Spatial layout data
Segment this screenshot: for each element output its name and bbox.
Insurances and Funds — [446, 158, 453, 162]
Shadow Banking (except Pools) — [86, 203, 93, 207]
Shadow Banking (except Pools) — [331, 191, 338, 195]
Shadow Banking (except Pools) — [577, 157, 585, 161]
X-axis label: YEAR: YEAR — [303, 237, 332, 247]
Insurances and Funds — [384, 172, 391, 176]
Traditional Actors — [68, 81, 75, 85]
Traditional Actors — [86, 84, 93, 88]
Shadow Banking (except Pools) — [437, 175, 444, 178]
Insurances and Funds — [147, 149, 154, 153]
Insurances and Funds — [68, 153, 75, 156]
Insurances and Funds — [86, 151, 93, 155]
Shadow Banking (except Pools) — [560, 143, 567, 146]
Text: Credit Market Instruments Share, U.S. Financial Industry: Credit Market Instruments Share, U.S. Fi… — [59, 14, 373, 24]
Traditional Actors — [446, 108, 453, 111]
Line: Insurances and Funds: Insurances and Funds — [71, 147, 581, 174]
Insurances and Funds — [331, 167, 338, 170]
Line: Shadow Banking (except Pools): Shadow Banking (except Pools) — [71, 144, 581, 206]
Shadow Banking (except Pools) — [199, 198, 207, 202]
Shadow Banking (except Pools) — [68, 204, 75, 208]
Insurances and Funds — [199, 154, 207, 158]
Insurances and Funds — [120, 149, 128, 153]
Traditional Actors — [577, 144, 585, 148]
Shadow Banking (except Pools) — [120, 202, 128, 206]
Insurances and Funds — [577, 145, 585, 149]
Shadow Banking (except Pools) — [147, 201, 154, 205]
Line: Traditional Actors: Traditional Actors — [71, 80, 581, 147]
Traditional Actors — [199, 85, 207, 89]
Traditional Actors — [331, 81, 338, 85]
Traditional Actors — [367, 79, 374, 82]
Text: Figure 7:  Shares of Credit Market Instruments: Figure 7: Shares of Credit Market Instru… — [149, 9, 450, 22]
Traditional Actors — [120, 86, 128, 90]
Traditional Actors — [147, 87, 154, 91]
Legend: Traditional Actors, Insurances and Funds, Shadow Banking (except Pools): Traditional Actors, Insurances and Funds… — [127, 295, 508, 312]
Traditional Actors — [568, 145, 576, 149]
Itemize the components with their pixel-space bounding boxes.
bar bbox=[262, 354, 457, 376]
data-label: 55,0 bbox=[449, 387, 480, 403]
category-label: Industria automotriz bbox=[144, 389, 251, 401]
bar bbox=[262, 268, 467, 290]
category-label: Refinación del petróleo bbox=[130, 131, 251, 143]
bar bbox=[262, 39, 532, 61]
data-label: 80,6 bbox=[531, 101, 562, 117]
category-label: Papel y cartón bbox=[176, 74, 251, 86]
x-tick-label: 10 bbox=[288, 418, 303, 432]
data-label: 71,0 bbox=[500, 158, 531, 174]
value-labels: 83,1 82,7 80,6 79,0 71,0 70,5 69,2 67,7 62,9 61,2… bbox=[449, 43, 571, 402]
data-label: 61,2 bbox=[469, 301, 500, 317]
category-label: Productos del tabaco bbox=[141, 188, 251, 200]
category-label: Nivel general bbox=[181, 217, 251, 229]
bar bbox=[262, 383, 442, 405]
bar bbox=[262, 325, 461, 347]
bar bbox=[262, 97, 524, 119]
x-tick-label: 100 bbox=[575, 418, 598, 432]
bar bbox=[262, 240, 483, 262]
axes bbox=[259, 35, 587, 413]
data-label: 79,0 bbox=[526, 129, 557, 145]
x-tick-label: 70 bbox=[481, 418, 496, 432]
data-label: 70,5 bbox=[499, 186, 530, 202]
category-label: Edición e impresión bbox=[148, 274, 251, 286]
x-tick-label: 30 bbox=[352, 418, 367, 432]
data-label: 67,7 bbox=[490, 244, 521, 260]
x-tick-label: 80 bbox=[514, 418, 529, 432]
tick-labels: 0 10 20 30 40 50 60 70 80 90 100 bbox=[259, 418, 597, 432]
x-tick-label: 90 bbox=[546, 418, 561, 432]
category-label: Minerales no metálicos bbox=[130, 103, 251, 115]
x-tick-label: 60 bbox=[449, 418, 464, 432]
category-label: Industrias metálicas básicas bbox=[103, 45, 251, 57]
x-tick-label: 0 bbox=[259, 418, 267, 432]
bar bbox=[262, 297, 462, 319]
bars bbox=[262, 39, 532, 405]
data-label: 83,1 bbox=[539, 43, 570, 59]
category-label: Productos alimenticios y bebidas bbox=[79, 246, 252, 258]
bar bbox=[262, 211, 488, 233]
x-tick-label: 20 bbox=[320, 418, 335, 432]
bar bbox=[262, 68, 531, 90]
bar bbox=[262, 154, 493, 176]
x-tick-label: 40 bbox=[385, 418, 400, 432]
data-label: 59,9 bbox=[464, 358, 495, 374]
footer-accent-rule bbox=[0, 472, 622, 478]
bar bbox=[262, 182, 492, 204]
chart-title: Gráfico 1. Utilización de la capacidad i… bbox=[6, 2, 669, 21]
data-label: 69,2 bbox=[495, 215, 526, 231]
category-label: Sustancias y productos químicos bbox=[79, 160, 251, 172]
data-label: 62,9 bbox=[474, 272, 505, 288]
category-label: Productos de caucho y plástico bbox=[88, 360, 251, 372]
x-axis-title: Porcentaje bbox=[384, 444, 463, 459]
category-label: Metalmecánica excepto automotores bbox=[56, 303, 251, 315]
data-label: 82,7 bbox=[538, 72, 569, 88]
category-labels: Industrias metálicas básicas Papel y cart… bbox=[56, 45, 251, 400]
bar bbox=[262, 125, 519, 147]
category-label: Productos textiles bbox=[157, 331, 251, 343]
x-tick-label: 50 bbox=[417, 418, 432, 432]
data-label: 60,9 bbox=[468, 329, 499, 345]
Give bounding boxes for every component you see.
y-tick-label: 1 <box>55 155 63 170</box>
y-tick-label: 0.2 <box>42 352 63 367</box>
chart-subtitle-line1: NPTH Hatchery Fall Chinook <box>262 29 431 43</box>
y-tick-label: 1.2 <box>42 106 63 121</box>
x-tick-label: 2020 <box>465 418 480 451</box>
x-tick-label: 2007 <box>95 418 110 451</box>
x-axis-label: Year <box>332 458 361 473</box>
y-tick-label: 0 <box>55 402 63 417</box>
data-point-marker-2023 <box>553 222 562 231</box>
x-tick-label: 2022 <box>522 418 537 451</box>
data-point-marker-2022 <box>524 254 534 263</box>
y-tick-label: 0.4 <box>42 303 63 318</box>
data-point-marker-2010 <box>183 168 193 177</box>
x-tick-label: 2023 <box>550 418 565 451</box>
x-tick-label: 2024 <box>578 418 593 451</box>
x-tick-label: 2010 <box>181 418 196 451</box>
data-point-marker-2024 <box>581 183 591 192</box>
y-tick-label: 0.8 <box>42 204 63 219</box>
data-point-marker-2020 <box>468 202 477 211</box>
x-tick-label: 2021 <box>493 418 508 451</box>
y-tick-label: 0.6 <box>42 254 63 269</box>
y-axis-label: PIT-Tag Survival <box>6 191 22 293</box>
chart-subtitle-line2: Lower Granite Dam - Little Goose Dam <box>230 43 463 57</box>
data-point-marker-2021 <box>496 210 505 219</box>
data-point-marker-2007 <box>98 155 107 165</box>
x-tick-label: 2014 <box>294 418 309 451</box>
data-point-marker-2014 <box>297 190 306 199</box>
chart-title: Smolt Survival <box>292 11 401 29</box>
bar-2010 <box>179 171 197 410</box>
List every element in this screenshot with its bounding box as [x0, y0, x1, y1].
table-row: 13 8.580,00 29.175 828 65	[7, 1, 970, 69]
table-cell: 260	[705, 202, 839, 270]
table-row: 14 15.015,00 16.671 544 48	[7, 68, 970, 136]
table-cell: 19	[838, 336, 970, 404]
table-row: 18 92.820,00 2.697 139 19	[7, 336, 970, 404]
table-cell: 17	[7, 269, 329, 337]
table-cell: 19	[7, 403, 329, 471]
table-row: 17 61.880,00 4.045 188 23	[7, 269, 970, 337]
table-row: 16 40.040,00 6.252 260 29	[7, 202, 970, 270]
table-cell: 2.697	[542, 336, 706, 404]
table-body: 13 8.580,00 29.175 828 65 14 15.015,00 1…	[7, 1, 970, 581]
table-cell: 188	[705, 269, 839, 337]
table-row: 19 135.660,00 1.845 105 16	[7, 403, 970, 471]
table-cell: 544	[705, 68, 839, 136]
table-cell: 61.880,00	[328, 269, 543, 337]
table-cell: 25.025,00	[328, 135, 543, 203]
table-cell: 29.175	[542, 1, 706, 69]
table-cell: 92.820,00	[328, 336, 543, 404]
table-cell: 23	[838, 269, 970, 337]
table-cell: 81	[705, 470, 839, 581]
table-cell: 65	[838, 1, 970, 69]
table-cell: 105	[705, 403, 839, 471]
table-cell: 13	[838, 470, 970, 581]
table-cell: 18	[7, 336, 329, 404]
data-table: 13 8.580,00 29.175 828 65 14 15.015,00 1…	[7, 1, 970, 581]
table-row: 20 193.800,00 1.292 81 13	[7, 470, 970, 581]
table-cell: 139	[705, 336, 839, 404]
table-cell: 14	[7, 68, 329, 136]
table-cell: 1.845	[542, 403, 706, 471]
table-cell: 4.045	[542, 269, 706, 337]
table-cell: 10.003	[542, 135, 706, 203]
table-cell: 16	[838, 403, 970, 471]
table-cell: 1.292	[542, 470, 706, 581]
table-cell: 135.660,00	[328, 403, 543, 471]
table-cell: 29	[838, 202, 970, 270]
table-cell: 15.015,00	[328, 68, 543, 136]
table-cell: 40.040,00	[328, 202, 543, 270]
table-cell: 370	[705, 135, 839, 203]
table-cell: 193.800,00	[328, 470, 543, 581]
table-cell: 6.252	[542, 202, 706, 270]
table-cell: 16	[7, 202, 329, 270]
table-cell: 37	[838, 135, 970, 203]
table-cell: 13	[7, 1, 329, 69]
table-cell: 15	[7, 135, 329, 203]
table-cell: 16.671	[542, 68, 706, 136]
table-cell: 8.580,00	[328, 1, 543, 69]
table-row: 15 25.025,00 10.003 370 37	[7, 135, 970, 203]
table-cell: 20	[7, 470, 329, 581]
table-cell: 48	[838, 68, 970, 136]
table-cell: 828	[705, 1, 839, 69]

Task to complete
Arrange the lines from the first one up to and including the line with "Traditional Actors — [68, 81, 75, 85]" as a Markdown table with the columns Number and Content, skipping any blank lines.

Solution to this exercise
| Number | Content |
|---|---|
| 1 | Segment this screenshot: for each element output its name and bbox. |
| 2 | Insurances and Funds — [446, 158, 453, 162] |
| 3 | Shadow Banking (except Pools) — [86, 203, 93, 207] |
| 4 | Shadow Banking (except Pools) — [331, 191, 338, 195] |
| 5 | Shadow Banking (except Pools) — [577, 157, 585, 161] |
| 6 | X-axis label: YEAR: YEAR — [303, 237, 332, 247] |
| 7 | Insurances and Funds — [384, 172, 391, 176] |
| 8 | Traditional Actors — [68, 81, 75, 85] |